Listed records =>
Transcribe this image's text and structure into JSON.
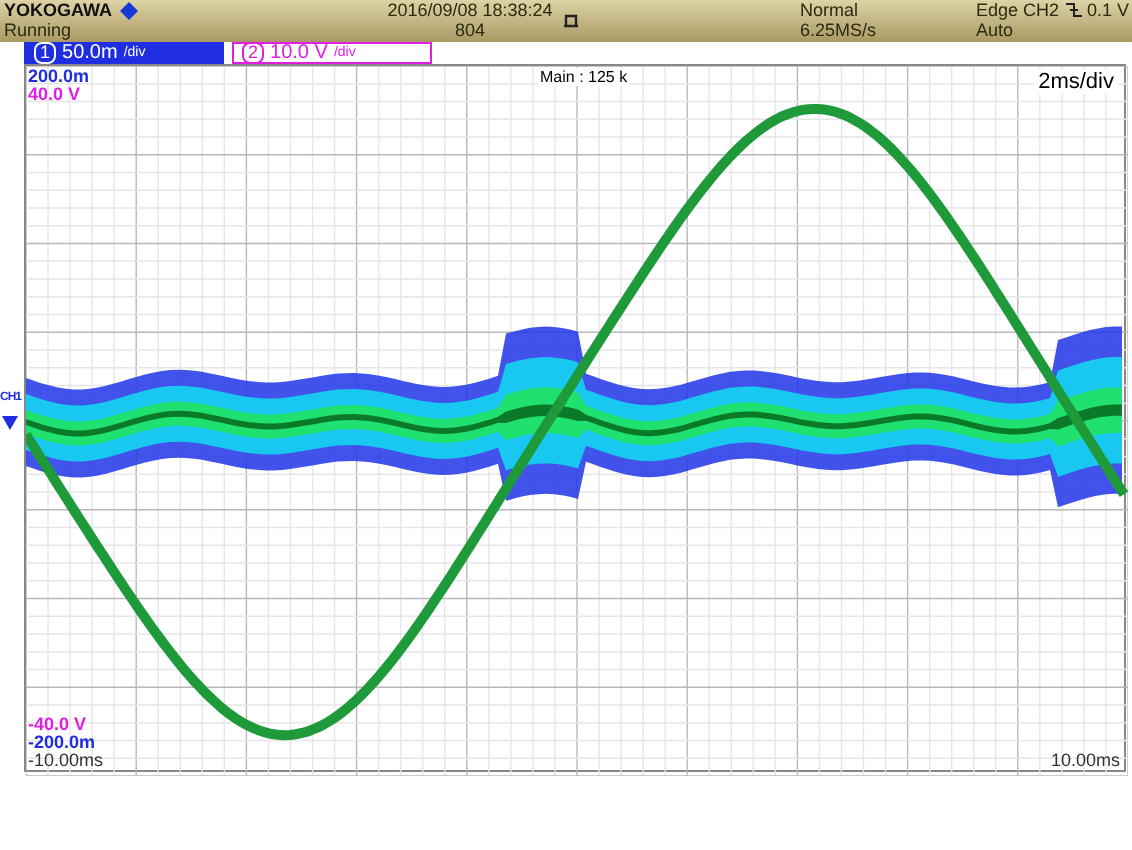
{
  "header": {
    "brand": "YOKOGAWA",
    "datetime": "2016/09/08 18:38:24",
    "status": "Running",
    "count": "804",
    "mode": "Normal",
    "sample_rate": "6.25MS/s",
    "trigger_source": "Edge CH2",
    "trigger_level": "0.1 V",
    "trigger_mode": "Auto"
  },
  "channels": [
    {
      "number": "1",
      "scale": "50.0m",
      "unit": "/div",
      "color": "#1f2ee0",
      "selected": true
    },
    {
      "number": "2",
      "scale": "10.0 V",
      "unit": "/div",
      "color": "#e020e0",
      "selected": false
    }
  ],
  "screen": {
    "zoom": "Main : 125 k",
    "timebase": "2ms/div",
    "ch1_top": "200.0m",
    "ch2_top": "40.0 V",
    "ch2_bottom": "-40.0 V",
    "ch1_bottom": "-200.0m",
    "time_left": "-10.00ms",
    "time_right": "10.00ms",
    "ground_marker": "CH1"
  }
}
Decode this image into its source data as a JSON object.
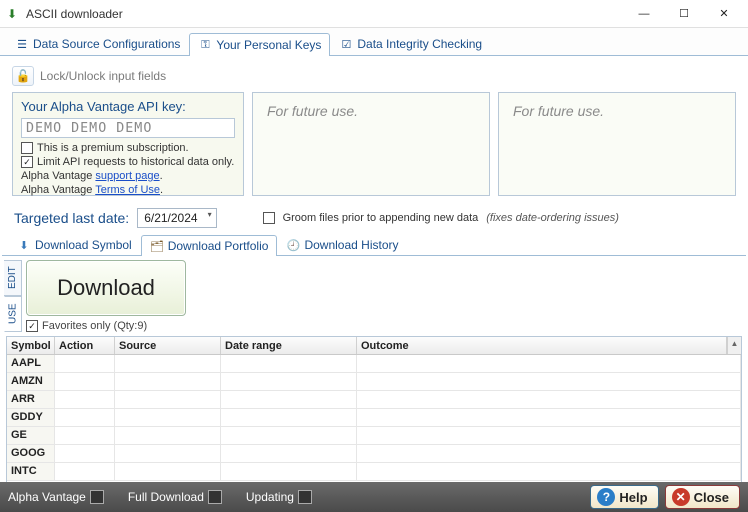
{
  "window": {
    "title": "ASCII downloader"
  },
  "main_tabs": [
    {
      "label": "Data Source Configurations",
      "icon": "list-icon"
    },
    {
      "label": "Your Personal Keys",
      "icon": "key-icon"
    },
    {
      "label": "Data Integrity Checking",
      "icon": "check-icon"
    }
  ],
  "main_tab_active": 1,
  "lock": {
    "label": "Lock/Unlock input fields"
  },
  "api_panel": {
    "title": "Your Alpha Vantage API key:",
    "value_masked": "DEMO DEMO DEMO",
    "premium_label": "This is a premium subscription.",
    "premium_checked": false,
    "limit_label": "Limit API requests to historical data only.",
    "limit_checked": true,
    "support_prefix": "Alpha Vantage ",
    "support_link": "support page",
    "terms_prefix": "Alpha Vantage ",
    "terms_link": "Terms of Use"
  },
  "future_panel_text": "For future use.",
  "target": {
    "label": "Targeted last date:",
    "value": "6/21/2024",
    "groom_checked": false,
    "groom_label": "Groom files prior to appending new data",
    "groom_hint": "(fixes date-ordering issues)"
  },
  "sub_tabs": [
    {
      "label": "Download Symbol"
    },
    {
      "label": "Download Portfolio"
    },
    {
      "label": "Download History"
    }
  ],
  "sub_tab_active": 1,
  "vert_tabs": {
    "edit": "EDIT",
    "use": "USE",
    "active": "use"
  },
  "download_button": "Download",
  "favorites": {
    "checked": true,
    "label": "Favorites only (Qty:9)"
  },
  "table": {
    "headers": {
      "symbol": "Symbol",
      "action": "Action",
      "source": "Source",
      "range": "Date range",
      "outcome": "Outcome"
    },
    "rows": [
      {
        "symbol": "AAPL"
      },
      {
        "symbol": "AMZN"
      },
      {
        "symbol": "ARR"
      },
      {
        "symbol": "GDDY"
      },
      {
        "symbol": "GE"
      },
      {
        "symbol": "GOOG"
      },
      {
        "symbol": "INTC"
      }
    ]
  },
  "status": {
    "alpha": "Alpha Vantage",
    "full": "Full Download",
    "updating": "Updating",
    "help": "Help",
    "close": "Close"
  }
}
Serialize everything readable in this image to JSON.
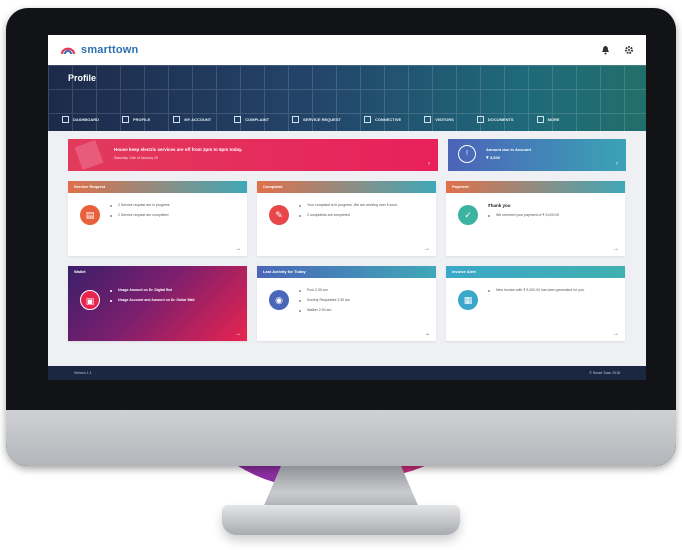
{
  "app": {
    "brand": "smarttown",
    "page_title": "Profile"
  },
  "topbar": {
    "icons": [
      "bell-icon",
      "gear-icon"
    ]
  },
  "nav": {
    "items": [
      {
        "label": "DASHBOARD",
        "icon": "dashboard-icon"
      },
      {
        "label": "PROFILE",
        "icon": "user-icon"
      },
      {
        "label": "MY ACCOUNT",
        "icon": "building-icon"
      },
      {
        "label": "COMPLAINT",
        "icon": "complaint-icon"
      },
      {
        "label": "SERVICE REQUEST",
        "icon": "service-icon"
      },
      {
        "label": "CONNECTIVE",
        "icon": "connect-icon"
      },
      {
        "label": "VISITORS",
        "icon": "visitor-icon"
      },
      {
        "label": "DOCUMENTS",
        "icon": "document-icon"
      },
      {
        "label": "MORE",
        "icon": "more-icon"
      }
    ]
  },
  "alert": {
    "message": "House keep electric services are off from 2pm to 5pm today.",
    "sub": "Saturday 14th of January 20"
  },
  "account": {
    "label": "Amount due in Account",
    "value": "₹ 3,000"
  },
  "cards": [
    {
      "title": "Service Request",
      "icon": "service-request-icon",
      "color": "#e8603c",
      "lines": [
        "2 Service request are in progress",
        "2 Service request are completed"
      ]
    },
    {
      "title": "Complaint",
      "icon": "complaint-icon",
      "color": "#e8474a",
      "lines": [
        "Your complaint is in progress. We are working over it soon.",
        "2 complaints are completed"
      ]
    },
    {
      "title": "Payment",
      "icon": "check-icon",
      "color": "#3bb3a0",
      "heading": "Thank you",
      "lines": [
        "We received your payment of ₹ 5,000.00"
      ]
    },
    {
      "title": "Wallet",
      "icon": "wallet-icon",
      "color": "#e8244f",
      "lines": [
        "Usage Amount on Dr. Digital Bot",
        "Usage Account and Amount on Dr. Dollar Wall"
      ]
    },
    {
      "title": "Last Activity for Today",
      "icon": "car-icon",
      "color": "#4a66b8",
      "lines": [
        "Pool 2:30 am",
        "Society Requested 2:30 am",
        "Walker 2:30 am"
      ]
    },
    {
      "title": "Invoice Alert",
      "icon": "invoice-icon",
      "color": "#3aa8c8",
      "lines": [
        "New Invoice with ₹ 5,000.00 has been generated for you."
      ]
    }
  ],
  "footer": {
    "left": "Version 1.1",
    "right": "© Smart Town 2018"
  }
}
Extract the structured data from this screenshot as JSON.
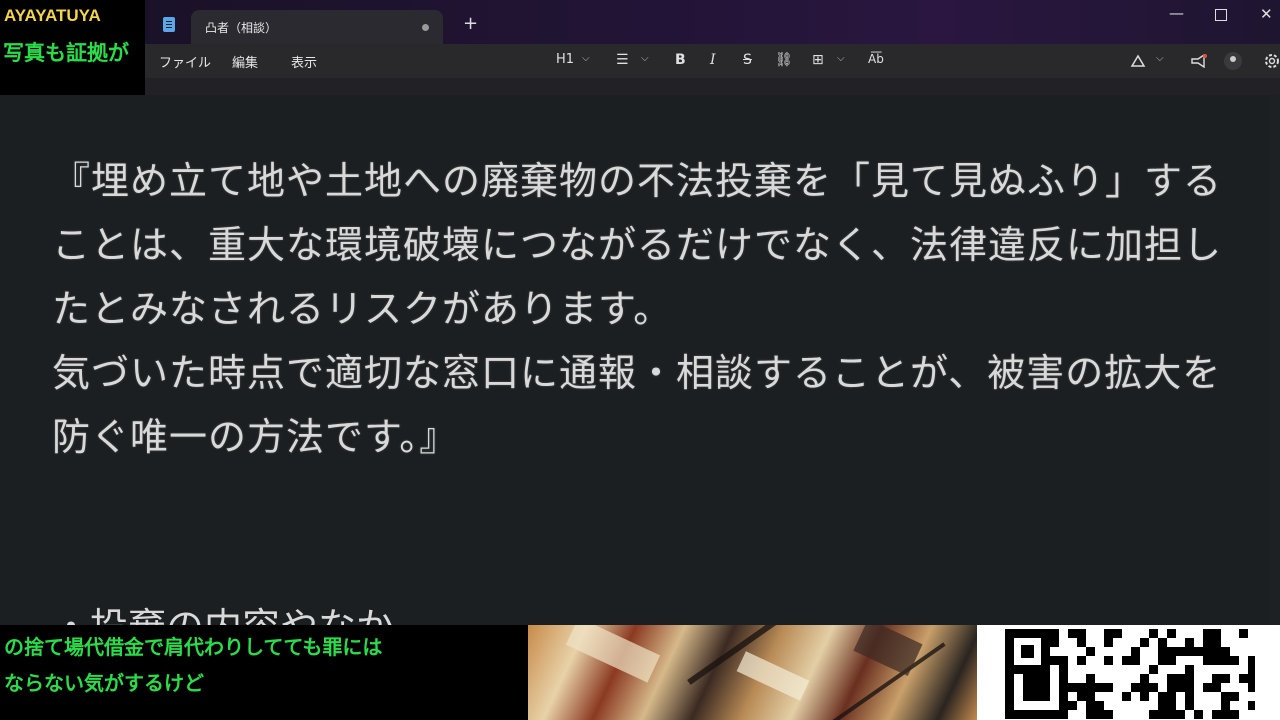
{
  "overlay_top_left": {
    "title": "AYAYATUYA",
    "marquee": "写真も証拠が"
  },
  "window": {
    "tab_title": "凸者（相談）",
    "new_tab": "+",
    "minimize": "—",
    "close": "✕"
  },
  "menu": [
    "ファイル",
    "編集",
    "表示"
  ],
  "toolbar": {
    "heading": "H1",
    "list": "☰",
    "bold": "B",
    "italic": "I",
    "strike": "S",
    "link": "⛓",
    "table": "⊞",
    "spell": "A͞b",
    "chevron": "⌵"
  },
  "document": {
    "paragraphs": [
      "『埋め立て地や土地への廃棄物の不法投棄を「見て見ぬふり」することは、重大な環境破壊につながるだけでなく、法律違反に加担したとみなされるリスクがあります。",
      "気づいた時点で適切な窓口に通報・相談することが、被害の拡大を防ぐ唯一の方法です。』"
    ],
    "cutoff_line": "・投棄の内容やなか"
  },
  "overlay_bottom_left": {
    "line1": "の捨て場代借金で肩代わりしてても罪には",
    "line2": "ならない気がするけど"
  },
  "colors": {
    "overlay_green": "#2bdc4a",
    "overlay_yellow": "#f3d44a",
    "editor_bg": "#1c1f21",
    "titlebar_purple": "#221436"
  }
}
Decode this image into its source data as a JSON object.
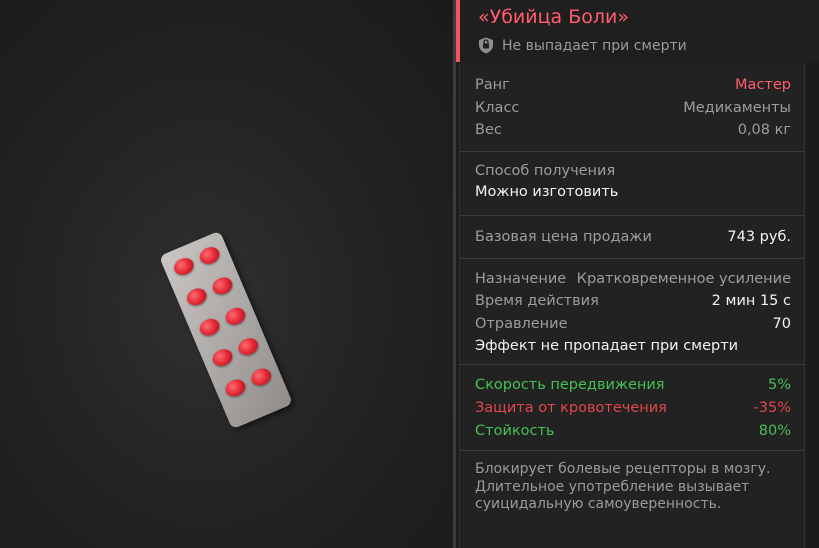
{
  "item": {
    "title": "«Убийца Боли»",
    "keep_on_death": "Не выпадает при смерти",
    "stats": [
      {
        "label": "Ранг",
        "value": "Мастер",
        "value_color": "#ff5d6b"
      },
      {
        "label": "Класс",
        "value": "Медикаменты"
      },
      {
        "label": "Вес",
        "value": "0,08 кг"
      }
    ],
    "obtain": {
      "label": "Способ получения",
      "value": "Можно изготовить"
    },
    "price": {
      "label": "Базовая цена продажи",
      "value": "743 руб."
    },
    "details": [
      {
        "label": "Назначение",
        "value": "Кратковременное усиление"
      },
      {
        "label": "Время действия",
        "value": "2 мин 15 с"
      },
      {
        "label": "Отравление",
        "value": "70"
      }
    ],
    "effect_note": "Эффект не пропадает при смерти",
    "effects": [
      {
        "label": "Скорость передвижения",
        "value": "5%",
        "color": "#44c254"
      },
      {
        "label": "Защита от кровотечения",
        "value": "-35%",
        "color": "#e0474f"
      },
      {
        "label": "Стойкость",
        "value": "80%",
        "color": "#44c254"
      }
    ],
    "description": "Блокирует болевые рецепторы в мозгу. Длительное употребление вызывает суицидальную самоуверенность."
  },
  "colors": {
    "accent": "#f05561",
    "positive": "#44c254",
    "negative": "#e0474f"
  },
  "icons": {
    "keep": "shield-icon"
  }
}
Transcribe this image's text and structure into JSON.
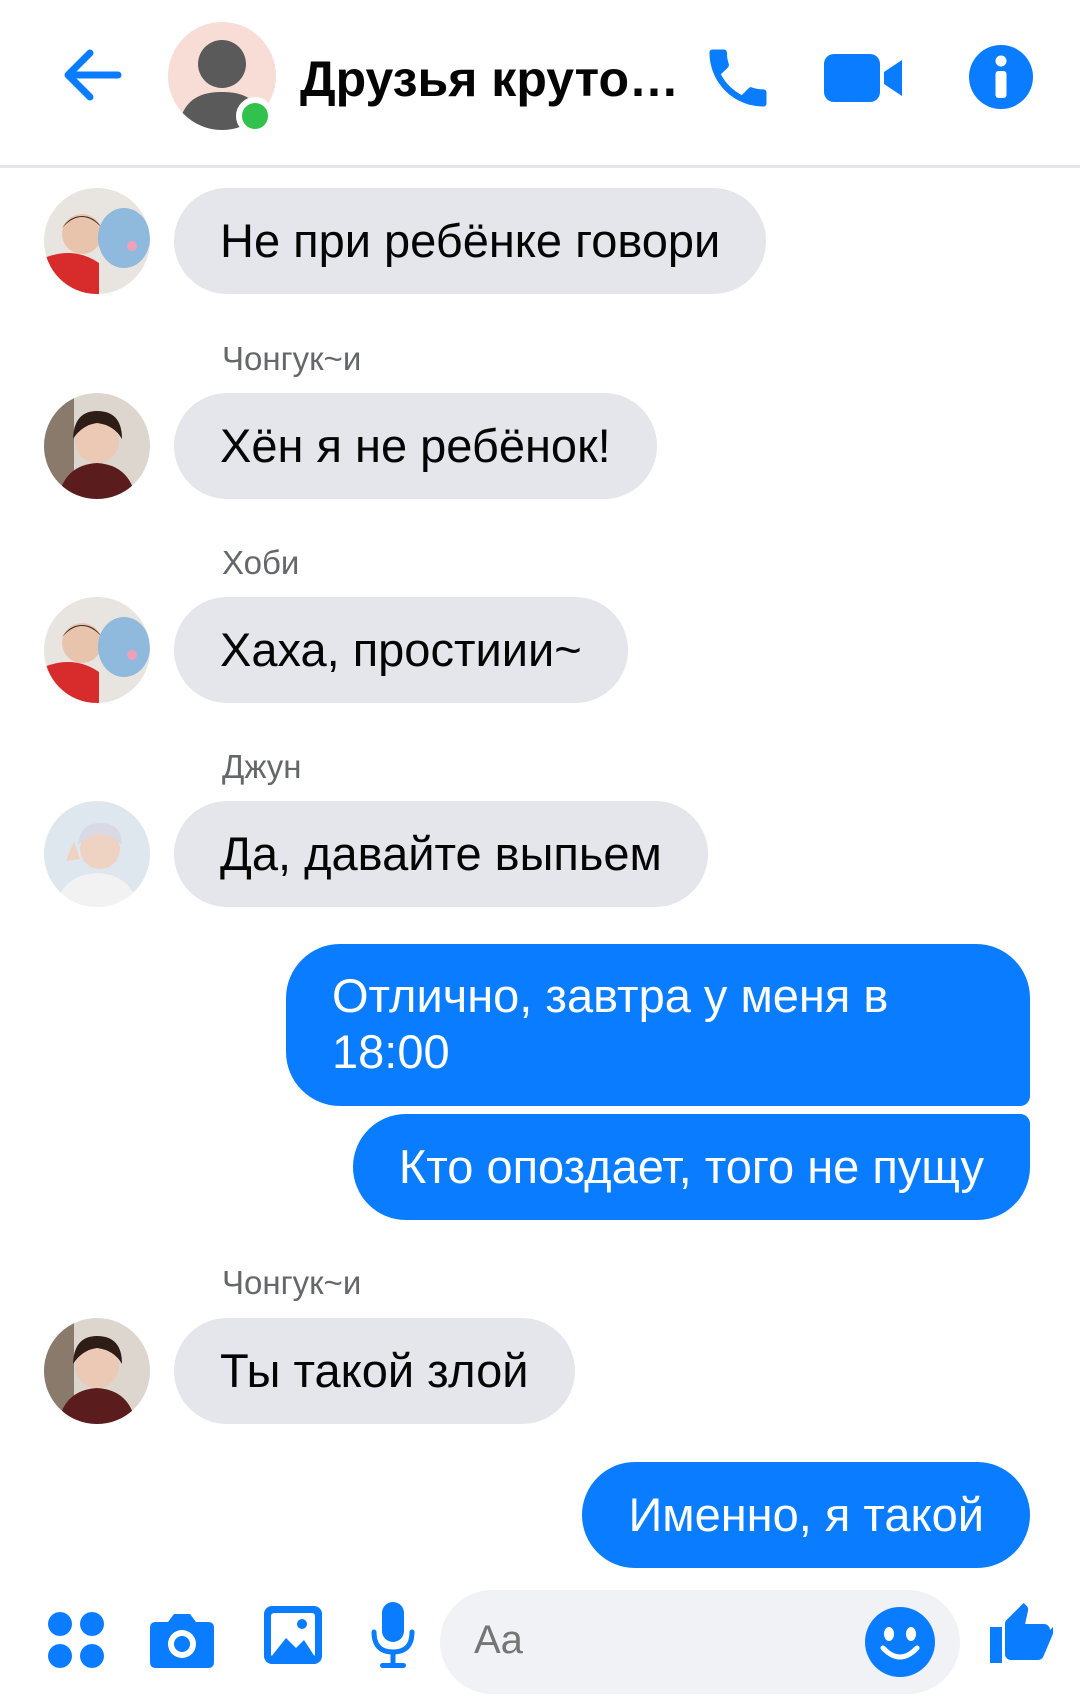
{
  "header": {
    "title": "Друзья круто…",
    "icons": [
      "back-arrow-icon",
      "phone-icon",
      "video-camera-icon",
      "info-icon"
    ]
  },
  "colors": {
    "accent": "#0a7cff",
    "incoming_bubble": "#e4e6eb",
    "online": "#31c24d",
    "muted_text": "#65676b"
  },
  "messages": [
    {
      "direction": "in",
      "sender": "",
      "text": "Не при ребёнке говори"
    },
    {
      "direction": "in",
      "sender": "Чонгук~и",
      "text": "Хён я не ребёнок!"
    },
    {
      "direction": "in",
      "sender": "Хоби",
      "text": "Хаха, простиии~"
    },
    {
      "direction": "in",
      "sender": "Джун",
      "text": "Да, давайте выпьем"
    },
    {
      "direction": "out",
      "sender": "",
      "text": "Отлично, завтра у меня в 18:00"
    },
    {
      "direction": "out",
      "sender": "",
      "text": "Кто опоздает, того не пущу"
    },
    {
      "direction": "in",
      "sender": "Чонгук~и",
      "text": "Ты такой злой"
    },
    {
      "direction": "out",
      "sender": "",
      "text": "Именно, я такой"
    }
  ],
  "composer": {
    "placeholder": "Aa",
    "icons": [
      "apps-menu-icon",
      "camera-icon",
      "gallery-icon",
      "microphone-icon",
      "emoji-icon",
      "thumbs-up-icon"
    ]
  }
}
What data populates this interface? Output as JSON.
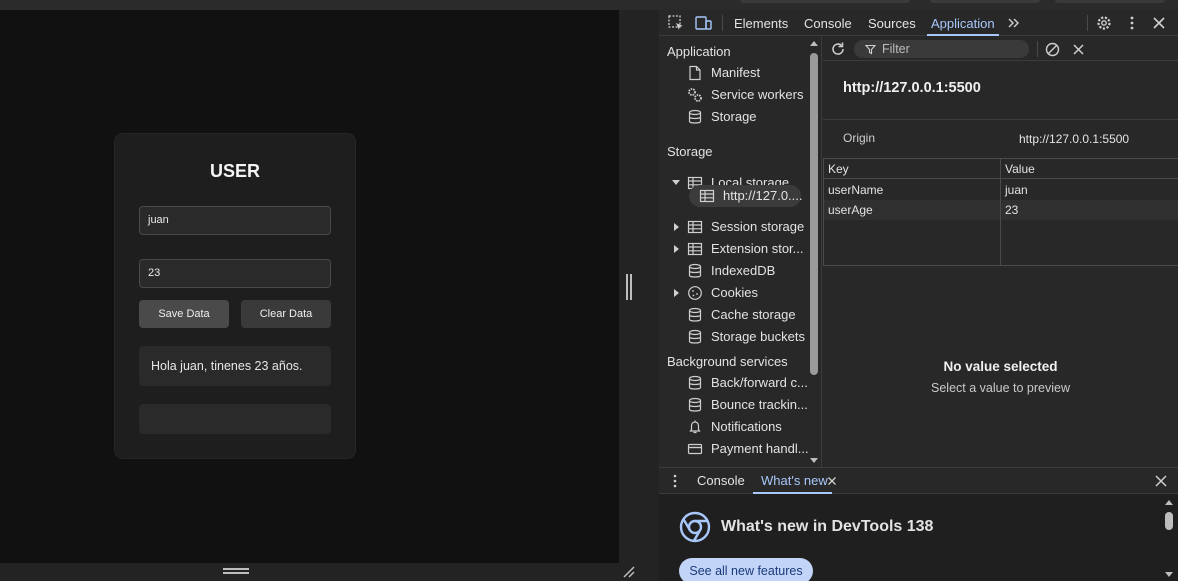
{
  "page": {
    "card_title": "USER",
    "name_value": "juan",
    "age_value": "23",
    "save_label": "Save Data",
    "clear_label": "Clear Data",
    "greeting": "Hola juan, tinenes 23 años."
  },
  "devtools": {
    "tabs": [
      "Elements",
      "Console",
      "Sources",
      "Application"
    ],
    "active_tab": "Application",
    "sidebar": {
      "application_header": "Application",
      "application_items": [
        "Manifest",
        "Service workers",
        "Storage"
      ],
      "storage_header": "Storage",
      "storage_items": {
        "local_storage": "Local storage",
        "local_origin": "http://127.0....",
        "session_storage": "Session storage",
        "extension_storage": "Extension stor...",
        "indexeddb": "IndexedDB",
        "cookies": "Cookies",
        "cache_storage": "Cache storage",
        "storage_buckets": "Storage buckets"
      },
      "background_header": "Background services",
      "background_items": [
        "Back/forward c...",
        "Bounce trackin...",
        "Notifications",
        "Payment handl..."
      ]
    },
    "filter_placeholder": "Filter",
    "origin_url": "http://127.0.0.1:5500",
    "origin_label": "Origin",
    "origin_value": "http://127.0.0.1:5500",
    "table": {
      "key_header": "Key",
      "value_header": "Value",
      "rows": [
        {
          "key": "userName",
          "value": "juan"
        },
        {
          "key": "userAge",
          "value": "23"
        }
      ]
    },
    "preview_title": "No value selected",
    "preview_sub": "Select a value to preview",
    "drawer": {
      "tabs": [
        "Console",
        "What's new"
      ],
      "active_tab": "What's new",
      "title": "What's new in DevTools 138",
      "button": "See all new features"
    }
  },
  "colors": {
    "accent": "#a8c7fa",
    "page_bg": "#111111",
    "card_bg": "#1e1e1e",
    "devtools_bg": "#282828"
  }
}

Goal => Search the entries for the word "false" and copy every line that has it.

Finished exercise =>
      "selected": false
    "premium_checked": false,
    "groom_checked": false,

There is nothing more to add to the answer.